▶ [THE EXERCISE]: Tally every line featuring "title", then give that tally alone.
-- begin MATERIAL SHOWN --
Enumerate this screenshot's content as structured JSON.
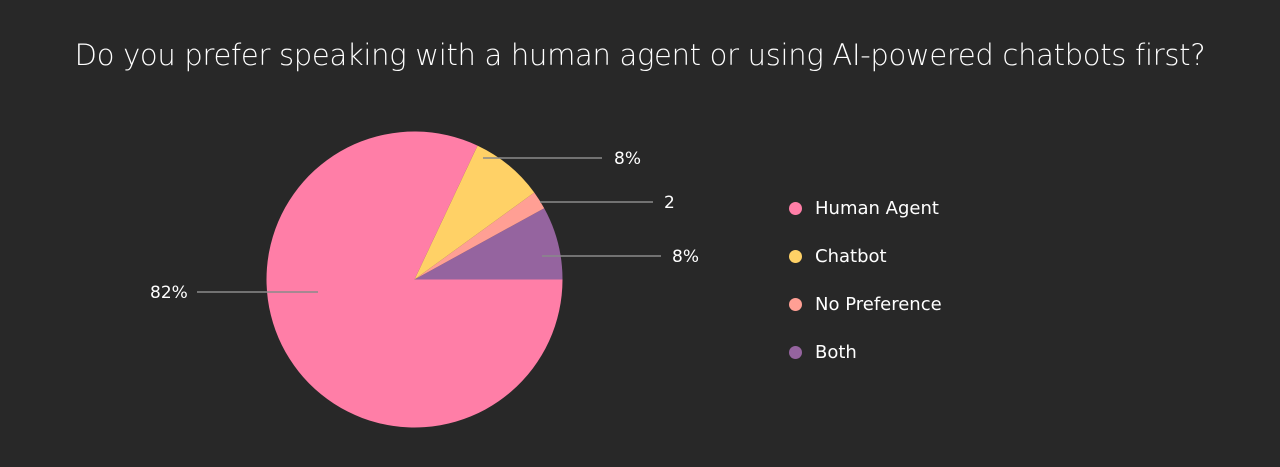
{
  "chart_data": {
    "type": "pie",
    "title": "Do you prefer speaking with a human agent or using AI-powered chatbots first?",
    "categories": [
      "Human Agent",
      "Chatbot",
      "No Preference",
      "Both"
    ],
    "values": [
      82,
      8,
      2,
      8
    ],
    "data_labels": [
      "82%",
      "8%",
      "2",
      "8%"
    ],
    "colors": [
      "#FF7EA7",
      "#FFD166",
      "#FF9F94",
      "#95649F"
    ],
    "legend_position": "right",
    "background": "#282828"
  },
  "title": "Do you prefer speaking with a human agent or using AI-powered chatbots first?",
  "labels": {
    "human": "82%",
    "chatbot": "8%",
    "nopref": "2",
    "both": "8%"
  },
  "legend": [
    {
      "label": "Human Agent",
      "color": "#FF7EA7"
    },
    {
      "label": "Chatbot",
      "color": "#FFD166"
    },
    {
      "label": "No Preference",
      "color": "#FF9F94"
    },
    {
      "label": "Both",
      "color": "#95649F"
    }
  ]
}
-- end MATERIAL SHOWN --
-- begin MATERIAL SHOWN --
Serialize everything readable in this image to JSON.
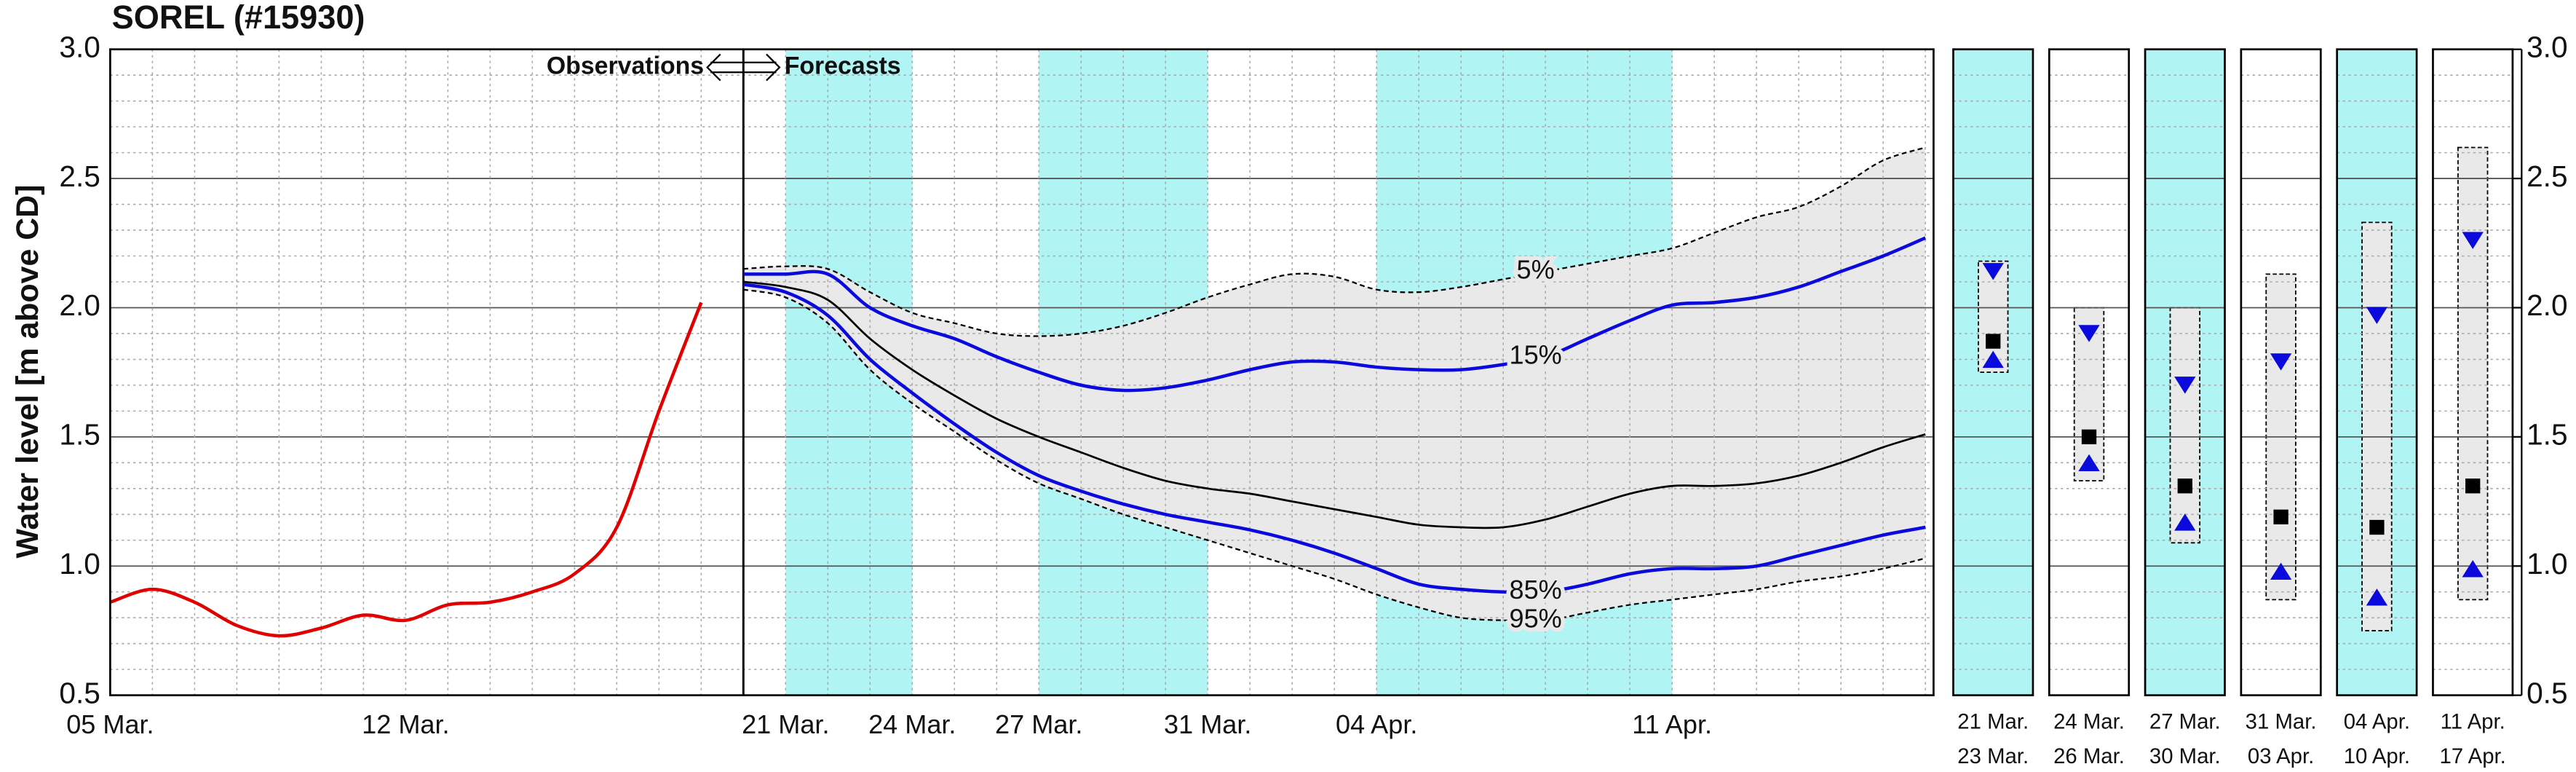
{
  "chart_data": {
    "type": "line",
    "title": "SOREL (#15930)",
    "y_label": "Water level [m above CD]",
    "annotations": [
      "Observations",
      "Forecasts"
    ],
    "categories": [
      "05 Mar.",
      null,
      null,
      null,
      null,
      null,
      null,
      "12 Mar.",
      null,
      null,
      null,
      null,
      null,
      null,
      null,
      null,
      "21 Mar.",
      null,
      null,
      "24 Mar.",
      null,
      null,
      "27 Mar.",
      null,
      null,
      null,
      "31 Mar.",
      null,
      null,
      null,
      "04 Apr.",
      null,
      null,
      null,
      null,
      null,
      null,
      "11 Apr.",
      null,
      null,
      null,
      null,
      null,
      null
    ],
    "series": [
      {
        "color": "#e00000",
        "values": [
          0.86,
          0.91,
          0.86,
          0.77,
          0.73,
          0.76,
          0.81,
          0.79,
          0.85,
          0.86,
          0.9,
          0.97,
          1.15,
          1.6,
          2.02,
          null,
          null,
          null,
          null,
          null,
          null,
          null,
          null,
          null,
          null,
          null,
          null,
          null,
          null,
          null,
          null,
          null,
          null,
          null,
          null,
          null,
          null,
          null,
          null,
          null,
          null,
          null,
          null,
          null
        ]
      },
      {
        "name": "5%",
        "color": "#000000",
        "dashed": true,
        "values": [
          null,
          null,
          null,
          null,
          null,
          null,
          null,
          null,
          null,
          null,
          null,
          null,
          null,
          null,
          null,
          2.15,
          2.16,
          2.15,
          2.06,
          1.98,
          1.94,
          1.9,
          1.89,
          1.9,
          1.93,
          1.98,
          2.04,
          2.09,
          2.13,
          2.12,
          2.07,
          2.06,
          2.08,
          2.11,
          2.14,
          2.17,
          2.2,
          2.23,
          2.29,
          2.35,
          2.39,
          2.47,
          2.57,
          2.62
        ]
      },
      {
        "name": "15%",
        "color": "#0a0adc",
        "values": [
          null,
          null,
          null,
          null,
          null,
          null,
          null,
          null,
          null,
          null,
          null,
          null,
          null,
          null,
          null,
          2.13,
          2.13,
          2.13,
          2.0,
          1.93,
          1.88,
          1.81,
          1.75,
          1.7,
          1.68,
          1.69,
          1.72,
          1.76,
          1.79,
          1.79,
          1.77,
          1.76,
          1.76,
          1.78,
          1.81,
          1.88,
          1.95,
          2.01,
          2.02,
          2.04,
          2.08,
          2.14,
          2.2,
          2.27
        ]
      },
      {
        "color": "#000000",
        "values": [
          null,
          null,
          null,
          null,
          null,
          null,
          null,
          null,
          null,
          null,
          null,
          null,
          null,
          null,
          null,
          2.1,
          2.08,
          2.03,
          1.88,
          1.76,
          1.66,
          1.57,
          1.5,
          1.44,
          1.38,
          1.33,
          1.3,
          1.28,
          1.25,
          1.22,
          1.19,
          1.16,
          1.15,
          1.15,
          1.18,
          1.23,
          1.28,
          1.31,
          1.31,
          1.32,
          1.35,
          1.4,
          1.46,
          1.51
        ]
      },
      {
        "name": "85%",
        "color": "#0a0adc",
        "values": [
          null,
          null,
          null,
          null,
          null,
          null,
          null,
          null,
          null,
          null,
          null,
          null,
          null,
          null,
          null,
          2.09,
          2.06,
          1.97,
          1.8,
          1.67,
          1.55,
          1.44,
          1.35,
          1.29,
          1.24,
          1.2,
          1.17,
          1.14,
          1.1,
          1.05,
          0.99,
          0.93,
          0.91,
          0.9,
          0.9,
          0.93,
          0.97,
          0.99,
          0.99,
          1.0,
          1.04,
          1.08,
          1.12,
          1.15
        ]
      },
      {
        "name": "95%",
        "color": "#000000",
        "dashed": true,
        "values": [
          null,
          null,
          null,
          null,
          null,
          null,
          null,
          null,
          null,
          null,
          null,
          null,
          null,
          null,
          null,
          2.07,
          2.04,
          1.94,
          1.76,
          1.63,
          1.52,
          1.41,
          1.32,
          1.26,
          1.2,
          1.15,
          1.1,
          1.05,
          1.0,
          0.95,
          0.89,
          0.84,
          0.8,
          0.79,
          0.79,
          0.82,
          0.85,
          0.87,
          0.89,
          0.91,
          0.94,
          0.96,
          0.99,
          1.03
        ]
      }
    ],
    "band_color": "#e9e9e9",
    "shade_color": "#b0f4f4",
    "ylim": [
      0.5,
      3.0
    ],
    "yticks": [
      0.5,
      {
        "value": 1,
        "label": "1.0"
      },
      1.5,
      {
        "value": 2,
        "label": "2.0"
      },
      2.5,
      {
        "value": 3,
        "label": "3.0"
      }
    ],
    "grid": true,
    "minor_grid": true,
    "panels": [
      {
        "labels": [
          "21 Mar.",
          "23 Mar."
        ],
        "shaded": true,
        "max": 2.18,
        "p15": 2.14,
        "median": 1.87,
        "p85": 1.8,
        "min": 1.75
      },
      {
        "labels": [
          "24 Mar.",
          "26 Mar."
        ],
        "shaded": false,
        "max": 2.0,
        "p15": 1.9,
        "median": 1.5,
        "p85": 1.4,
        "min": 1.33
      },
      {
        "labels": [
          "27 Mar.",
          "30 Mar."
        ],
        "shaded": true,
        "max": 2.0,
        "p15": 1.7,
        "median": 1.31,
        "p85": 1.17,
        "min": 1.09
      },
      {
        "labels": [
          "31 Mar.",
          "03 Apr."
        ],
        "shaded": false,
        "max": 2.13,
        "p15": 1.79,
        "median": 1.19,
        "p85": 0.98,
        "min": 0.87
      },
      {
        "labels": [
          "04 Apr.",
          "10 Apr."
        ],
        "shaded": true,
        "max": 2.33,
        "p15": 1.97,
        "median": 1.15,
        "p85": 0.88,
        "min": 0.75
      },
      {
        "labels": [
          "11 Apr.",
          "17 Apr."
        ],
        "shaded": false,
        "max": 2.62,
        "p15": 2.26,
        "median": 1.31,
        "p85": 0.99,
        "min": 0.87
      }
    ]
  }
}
-- end MATERIAL SHOWN --
▶ [EXERCISE SOLUTION]: 3